* _DIRECTIVE_
Pictures do not belong in the copy. Return all of the entries exactly.

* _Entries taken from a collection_
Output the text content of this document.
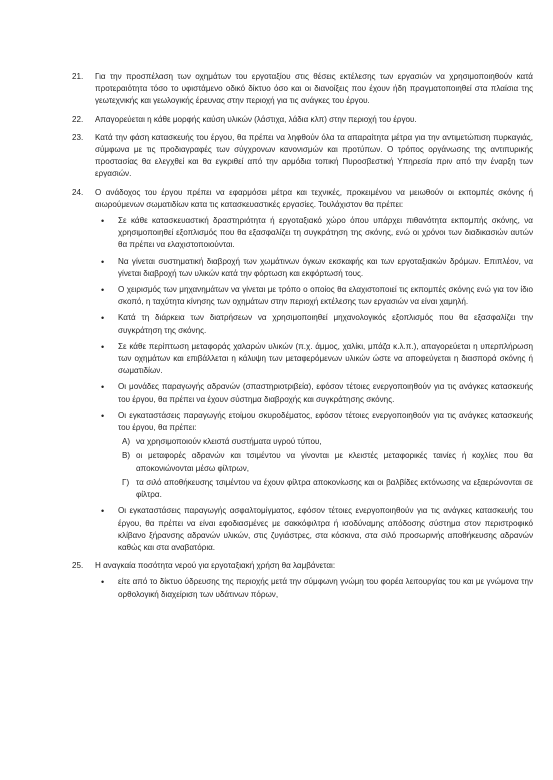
21.	Για την προσπέλαση των οχημάτων του εργοταξίου στις θέσεις εκτέλεσης των εργασιών να χρησιμοποιηθούν κατά προτεραιότητα τόσο το υφιστάμενο οδικό δίκτυο όσο και οι διανοίξεις που έχουν ήδη πραγματοποιηθεί στα πλαίσια της γεωτεχνικής και γεωλογικής έρευνας στην περιοχή για τις ανάγκες του έργου.
22.	Απαγορεύεται η κάθε μορφής καύση υλικών (λάστιχα, λάδια κλπ) στην περιοχή του έργου.
23.	Κατά την φάση κατασκευής του έργου, θα πρέπει να ληφθούν όλα τα απαραίτητα μέτρα για την αντιμετώπιση πυρκαγιάς, σύμφωνα με τις προδιαγραφές των σύγχρονων κανονισμών και προτύπων. Ο τρόπος οργάνωσης της αντιπυρικής προστασίας θα ελεγχθεί και θα εγκριθεί από την αρμόδια τοπική Πυροσβεστική Υπηρεσία πριν από την έναρξη των εργασιών.
24.	Ο ανάδοχος του έργου πρέπει να εφαρμόσει μέτρα και τεχνικές, προκειμένου να μειωθούν οι εκπομπές σκόνης ή αιωρούμενων σωματιδίων κατα τις κατασκευαστικές εργασίες. Τουλάχιστον θα πρέπει:
•	Σε κάθε κατασκευαστική δραστηριότητα ή εργοταξιακό χώρο όπου υπάρχει πιθανότητα εκπομπής σκόνης, να χρησιμοποιηθεί εξοπλισμός που θα εξασφαλίζει τη συγκράτηση της σκόνης, ενώ οι χρόνοι των διαδικασιών αυτών θα πρέπει να ελαχιστοποιούνται.
•	Να γίνεται συστηματική διαβροχή των χωμάτινων όγκων εκσκαφής και των εργοταξιακών δρόμων. Επιπλέον, να γίνεται διαβροχή των υλικών κατά την φόρτωση και εκφόρτωσή τους.
•	Ο χειρισμός των μηχανημάτων να γίνεται με τρόπο ο οποίος θα ελαχιστοποιεί τις εκπομπές σκόνης ενώ για τον ίδιο σκοπό, η ταχύτητα κίνησης των οχημάτων στην περιοχή εκτέλεσης των εργασιών να είναι χαμηλή.
•	Κατά τη διάρκεια των διατρήσεων να χρησιμοποιηθεί μηχανολογικός εξοπλισμός που θα εξασφαλίζει την συγκράτηση της σκόνης.
•	Σε κάθε περίπτωση μεταφοράς χαλαρών υλικών (π.χ. άμμος, χαλίκι, μπάζα κ.λ.π.), απαγορεύεται η υπερπλήρωση των οχημάτων και επιβάλλεται η κάλυψη των μεταφερόμενων υλικών ώστε να αποφεύγεται η διασπορά σκόνης ή σωματιδίων.
•	Οι μονάδες παραγωγής αδρανών (σπαστηριοτριβεία), εφόσον τέτοιες ενεργοποιηθούν για τις ανάγκες κατασκευής του έργου, θα πρέπει να έχουν σύστημα διαβροχής και συγκράτησης σκόνης.
•	Οι εγκαταστάσεις παραγωγής ετοίμου σκυροδέματος, εφόσον τέτοιες ενεργοποιηθούν για τις ανάγκες κατασκευής του έργου, θα πρέπει:
Α) να χρησιμοποιούν κλειστά συστήματα υγρού τύπου,
Β) οι μεταφορές αδρανών και τσιμέντου να γίνονται με κλειστές μεταφορικές ταινίες ή κοχλίες που θα αποκονιώνονται μέσω φίλτρων,
Γ) τα σιλό αποθήκευσης τσιμέντου να έχουν φίλτρα αποκονίωσης και οι βαλβίδες εκτόνωσης να εξαερώνονται σε φίλτρα.
•	Οι εγκαταστάσεις παραγωγής ασφαλτομίγματος, εφόσον τέτοιες ενεργοποιηθούν για τις ανάγκες κατασκευής του έργου, θα πρέπει να είναι εφοδιασμένες με σακκόφιλτρα ή ισοδύναμης απόδοσης σύστημα στον περιστροφικό κλίβανο ξήρανσης αδρανών υλικών, στις ζυγιάστρες, στα κόσκινα, στα σιλό προσωρινής αποθήκευσης αδρανών καθώς και στα αναβατόρια.
25.	Η αναγκαία ποσότητα νερού για εργοταξιακή χρήση θα λαμβάνεται:
•	είτε από το δίκτυο ύδρευσης της περιοχής μετά την σύμφωνη γνώμη του φορέα λειτουργίας του και με γνώμονα την ορθολογική διαχείριση των υδάτινων πόρων,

* _WRITTEN ANSWER_
Output the text content of this document.
21.	Για την προσπέλαση των οχημάτων του εργοταξίου στις θέσεις εκτέλεσης των εργασιών να χρησιμοποιηθούν κατά προτεραιότητα τόσο το υφιστάμενο οδικό δίκτυο όσο και οι διανοίξεις που έχουν ήδη πραγματοποιηθεί στα πλαίσια της γεωτεχνικής και γεωλογικής έρευνας στην περιοχή για τις ανάγκες του έργου.
22.	Απαγορεύεται η κάθε μορφής καύση υλικών (λάστιχα, λάδια κλπ) στην περιοχή του έργου.
23.	Κατά την φάση κατασκευής του έργου, θα πρέπει να ληφθούν όλα τα απαραίτητα μέτρα για την αντιμετώπιση πυρκαγιάς, σύμφωνα με τις προδιαγραφές των σύγχρονων κανονισμών και προτύπων. Ο τρόπος οργάνωσης της αντιπυρικής προστασίας θα ελεγχθεί και θα εγκριθεί από την αρμόδια τοπική Πυροσβεστική Υπηρεσία πριν από την έναρξη των εργασιών.
24.	Ο ανάδοχος του έργου πρέπει να εφαρμόσει μέτρα και τεχνικές, προκειμένου να μειωθούν οι εκπομπές σκόνης ή αιωρούμενων σωματιδίων κατα τις κατασκευαστικές εργασίες. Τουλάχιστον θα πρέπει:
•	Σε κάθε κατασκευαστική δραστηριότητα ή εργοταξιακό χώρο όπου υπάρχει πιθανότητα εκπομπής σκόνης, να χρησιμοποιηθεί εξοπλισμός που θα εξασφαλίζει τη συγκράτηση της σκόνης, ενώ οι χρόνοι των διαδικασιών αυτών θα πρέπει να ελαχιστοποιούνται.
•	Να γίνεται συστηματική διαβροχή των χωμάτινων όγκων εκσκαφής και των εργοταξιακών δρόμων. Επιπλέον, να γίνεται διαβροχή των υλικών κατά την φόρτωση και εκφόρτωσή τους.
•	Ο χειρισμός των μηχανημάτων να γίνεται με τρόπο ο οποίος θα ελαχιστοποιεί τις εκπομπές σκόνης ενώ για τον ίδιο σκοπό, η ταχύτητα κίνησης των οχημάτων στην περιοχή εκτέλεσης των εργασιών να είναι χαμηλή.
•	Κατά τη διάρκεια των διατρήσεων να χρησιμοποιηθεί μηχανολογικός εξοπλισμός που θα εξασφαλίζει την συγκράτηση της σκόνης.
•	Σε κάθε περίπτωση μεταφοράς χαλαρών υλικών (π.χ. άμμος, χαλίκι, μπάζα κ.λ.π.), απαγορεύεται η υπερπλήρωση των οχημάτων και επιβάλλεται η κάλυψη των μεταφερόμενων υλικών ώστε να αποφεύγεται η διασπορά σκόνης ή σωματιδίων.
•	Οι μονάδες παραγωγής αδρανών (σπαστηριοτριβεία), εφόσον τέτοιες ενεργοποιηθούν για τις ανάγκες κατασκευής του έργου, θα πρέπει να έχουν σύστημα διαβροχής και συγκράτησης σκόνης.
•	Οι εγκαταστάσεις παραγωγής ετοίμου σκυροδέματος, εφόσον τέτοιες ενεργοποιηθούν για τις ανάγκες κατασκευής του έργου, θα πρέπει:
Α) να χρησιμοποιούν κλειστά συστήματα υγρού τύπου,
Β) οι μεταφορές αδρανών και τσιμέντου να γίνονται με κλειστές μεταφορικές ταινίες ή κοχλίες που θα αποκονιώνονται μέσω φίλτρων,
Γ) τα σιλό αποθήκευσης τσιμέντου να έχουν φίλτρα αποκονίωσης και οι βαλβίδες εκτόνωσης να εξαερώνονται σε φίλτρα.
•	Οι εγκαταστάσεις παραγωγής ασφαλτομίγματος, εφόσον τέτοιες ενεργοποιηθούν για τις ανάγκες κατασκευής του έργου, θα πρέπει να είναι εφοδιασμένες με σακκόφιλτρα ή ισοδύναμης απόδοσης σύστημα στον περιστροφικό κλίβανο ξήρανσης αδρανών υλικών, στις ζυγιάστρες, στα κόσκινα, στα σιλό προσωρινής αποθήκευσης αδρανών καθώς και στα αναβατόρια.
25.	Η αναγκαία ποσότητα νερού για εργοταξιακή χρήση θα λαμβάνεται:
•	είτε από το δίκτυο ύδρευσης της περιοχής μετά την σύμφωνη γνώμη του φορέα λειτουργίας του και με γνώμονα την ορθολογική διαχείριση των υδάτινων πόρων,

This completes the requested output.